Your objective:
Extract the lines that hold the string "type".
── Given information ──
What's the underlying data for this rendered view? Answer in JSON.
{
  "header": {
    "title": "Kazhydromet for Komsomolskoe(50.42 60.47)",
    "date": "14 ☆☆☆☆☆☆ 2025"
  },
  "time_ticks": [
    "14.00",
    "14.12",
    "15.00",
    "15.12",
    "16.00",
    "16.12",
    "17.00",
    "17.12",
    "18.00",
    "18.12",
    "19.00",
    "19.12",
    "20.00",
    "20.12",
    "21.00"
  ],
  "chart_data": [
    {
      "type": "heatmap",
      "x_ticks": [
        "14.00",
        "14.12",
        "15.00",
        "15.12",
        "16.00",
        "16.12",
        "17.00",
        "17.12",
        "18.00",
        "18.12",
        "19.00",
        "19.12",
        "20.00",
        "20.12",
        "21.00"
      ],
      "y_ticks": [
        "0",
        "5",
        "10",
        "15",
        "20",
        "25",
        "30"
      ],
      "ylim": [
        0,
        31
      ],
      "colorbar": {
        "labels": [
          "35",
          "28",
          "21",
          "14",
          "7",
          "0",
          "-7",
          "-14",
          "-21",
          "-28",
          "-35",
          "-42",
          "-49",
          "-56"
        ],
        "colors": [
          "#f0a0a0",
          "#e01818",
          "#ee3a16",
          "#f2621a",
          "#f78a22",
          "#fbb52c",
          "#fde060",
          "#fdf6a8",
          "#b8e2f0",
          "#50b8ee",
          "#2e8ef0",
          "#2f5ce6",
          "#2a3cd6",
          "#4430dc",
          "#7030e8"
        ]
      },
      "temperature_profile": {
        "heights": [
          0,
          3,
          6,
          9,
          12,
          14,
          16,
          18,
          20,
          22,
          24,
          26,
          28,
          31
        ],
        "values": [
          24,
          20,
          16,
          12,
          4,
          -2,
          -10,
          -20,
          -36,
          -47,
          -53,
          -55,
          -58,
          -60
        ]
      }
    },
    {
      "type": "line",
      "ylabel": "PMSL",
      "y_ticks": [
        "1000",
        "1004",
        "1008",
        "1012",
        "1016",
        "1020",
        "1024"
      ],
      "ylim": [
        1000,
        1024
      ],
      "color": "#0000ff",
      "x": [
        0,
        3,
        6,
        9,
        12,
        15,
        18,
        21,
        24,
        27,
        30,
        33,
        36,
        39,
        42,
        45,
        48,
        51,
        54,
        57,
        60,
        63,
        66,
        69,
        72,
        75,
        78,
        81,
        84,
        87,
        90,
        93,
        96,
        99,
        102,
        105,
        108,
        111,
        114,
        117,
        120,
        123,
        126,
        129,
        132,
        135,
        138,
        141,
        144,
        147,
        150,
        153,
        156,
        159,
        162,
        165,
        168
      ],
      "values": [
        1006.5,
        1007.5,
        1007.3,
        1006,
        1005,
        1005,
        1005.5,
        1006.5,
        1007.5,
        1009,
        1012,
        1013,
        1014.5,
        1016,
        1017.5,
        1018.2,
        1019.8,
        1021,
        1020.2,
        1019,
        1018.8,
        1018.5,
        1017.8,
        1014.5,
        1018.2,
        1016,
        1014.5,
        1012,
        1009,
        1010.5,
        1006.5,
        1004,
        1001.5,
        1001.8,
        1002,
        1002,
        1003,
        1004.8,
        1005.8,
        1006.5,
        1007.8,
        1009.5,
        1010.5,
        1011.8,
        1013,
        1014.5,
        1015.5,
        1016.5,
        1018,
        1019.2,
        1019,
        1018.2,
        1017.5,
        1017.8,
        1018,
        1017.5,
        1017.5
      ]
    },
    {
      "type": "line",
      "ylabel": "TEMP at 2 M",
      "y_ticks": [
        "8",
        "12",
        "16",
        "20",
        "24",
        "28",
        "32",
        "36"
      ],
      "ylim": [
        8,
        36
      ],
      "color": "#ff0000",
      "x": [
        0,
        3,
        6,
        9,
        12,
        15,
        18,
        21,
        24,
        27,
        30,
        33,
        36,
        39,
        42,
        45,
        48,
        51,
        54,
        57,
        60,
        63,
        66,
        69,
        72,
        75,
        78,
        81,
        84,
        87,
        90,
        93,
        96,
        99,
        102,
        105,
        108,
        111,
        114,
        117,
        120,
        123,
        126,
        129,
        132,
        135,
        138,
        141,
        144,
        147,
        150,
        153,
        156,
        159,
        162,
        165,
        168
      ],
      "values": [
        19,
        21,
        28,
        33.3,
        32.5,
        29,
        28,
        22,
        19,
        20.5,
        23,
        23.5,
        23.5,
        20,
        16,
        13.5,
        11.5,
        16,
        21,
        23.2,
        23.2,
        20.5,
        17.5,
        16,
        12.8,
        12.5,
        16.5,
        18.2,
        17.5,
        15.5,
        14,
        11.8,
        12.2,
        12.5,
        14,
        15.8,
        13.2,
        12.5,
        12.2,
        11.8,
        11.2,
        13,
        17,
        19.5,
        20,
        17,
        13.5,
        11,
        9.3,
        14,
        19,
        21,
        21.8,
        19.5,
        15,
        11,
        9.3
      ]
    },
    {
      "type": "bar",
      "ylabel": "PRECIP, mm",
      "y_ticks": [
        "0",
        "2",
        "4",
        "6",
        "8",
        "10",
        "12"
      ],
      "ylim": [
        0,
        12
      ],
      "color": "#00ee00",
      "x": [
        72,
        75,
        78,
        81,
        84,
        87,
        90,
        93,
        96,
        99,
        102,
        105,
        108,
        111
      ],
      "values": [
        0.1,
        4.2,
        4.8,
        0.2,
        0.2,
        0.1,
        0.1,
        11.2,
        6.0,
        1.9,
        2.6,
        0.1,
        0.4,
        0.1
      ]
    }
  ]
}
───
Output of the task:
      "type": "heatmap",
      "type": "line",
      "type": "line",
      "type": "bar",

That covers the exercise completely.